## Begin Task material

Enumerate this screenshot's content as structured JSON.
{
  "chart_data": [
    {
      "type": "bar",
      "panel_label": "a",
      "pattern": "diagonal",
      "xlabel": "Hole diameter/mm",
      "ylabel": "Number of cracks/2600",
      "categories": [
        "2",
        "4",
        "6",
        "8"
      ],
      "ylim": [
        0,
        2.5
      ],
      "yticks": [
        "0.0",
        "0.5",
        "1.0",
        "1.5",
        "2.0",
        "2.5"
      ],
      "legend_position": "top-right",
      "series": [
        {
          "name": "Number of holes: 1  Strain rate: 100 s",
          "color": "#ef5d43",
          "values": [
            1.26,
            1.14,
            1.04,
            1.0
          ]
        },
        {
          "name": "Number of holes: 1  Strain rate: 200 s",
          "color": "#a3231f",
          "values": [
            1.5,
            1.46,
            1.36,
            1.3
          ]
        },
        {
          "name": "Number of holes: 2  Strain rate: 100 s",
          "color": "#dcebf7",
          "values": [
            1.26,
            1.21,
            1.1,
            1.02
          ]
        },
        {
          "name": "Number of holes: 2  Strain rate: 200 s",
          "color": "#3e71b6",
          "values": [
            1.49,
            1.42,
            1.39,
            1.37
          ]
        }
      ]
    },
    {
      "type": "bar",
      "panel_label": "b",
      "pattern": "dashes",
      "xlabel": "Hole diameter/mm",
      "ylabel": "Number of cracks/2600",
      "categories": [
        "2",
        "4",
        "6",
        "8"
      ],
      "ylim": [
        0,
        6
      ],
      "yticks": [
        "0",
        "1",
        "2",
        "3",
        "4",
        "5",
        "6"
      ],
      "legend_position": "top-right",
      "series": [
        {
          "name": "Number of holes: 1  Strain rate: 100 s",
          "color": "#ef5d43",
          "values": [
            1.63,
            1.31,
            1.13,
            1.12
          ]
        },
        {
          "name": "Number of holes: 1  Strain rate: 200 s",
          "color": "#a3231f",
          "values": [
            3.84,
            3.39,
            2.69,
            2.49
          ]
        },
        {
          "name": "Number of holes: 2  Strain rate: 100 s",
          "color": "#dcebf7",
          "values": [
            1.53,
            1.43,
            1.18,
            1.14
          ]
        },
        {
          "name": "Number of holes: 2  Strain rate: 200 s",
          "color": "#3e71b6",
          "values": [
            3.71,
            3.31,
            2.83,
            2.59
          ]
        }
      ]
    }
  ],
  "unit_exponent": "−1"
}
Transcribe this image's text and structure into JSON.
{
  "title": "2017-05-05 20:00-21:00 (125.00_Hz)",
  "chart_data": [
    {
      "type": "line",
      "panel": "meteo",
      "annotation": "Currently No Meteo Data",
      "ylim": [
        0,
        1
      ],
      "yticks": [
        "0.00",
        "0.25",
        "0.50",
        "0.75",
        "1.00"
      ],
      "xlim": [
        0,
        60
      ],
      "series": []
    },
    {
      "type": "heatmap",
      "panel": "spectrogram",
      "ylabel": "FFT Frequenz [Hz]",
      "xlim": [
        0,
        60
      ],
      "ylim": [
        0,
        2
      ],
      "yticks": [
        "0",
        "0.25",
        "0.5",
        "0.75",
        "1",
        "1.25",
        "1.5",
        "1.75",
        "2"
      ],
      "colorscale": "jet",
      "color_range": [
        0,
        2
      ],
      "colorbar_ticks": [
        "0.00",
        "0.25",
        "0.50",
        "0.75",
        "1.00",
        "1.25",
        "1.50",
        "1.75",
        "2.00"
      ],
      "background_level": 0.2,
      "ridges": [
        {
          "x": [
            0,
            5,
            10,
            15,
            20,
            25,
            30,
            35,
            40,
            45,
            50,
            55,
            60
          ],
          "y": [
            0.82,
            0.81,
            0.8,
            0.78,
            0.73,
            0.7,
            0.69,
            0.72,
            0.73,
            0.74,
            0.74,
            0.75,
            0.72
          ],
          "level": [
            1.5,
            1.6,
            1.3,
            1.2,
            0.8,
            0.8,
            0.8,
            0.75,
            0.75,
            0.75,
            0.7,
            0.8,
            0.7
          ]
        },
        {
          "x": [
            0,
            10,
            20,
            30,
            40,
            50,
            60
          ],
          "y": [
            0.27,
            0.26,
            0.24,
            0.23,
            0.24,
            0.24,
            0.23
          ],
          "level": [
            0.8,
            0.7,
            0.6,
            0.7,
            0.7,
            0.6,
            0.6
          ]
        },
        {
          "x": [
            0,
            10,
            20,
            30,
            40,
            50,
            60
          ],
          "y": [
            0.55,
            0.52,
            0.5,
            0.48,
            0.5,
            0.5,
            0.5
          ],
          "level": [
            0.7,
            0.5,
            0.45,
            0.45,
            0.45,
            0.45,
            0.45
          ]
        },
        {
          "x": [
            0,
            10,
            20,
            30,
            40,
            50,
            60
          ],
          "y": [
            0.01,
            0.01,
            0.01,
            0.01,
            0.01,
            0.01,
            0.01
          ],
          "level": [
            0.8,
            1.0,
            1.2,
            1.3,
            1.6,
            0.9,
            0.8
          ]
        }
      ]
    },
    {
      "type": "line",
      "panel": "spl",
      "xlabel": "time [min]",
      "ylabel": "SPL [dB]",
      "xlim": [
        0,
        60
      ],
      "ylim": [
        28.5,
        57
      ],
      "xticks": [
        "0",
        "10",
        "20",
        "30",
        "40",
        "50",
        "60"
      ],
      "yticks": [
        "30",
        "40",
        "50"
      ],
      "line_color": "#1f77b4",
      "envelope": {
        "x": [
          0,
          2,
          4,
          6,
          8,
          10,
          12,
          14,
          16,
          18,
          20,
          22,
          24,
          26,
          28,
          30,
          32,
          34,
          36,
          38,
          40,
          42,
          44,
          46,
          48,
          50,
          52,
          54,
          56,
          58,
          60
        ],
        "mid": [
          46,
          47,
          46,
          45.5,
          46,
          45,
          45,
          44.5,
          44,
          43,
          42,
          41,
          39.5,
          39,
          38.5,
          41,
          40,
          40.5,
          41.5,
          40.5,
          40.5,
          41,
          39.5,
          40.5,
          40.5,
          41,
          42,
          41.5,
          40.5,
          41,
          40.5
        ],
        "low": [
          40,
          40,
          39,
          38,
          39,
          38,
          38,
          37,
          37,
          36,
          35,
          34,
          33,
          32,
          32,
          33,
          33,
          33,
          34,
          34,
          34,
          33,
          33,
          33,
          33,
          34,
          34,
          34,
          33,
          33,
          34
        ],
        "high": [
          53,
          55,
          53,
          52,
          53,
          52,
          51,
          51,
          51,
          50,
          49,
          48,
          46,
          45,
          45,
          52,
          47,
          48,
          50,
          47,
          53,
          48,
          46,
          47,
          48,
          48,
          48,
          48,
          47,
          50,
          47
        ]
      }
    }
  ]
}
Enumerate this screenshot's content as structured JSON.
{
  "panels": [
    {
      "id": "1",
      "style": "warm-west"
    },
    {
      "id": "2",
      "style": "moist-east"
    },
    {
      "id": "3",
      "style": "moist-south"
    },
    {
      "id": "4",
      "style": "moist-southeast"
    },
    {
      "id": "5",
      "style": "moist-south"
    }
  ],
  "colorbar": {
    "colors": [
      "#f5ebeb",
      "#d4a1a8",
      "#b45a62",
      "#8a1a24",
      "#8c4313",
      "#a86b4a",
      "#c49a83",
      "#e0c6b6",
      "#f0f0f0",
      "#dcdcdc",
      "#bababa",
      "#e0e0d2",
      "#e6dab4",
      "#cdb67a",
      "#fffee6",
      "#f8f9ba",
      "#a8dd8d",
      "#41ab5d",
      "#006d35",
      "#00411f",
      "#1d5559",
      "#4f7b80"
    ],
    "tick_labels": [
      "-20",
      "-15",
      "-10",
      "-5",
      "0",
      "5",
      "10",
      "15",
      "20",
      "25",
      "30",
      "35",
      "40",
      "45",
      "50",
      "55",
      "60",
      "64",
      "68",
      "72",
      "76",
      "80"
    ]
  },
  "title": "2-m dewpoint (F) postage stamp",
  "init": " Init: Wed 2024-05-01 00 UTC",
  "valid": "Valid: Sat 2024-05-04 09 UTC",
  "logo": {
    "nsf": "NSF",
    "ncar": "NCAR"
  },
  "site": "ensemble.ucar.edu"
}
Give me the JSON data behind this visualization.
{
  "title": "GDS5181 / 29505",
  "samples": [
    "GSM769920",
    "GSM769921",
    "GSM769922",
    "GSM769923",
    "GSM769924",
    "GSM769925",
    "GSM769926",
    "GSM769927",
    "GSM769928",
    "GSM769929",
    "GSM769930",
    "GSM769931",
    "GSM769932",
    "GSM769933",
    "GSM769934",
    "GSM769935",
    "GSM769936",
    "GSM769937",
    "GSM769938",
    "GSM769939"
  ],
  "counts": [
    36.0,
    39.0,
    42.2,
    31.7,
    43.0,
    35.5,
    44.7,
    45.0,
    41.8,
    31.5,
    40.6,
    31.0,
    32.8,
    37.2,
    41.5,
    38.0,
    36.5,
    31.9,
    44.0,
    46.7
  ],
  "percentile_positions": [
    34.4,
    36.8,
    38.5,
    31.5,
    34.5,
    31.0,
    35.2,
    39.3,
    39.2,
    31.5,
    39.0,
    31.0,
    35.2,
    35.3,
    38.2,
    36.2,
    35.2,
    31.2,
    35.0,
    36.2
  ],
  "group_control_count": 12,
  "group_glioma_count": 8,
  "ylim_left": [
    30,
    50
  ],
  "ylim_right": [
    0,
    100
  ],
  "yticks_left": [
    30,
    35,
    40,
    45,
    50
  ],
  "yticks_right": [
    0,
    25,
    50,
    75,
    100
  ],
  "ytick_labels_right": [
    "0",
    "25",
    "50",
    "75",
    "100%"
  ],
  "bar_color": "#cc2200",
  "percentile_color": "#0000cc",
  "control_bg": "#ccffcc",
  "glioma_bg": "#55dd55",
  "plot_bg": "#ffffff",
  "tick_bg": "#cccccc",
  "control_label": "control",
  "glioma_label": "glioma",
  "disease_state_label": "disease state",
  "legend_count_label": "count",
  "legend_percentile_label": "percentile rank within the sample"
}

## End Task material

_Problem description_:
From the entries above, copy every line that holds the word "title".

_Written response_:
  "title": "2017-05-05 20:00-21:00 (125.00_Hz)",
  "title": "2-m dewpoint (F) postage stamp",
  "title": "GDS5181 / 29505",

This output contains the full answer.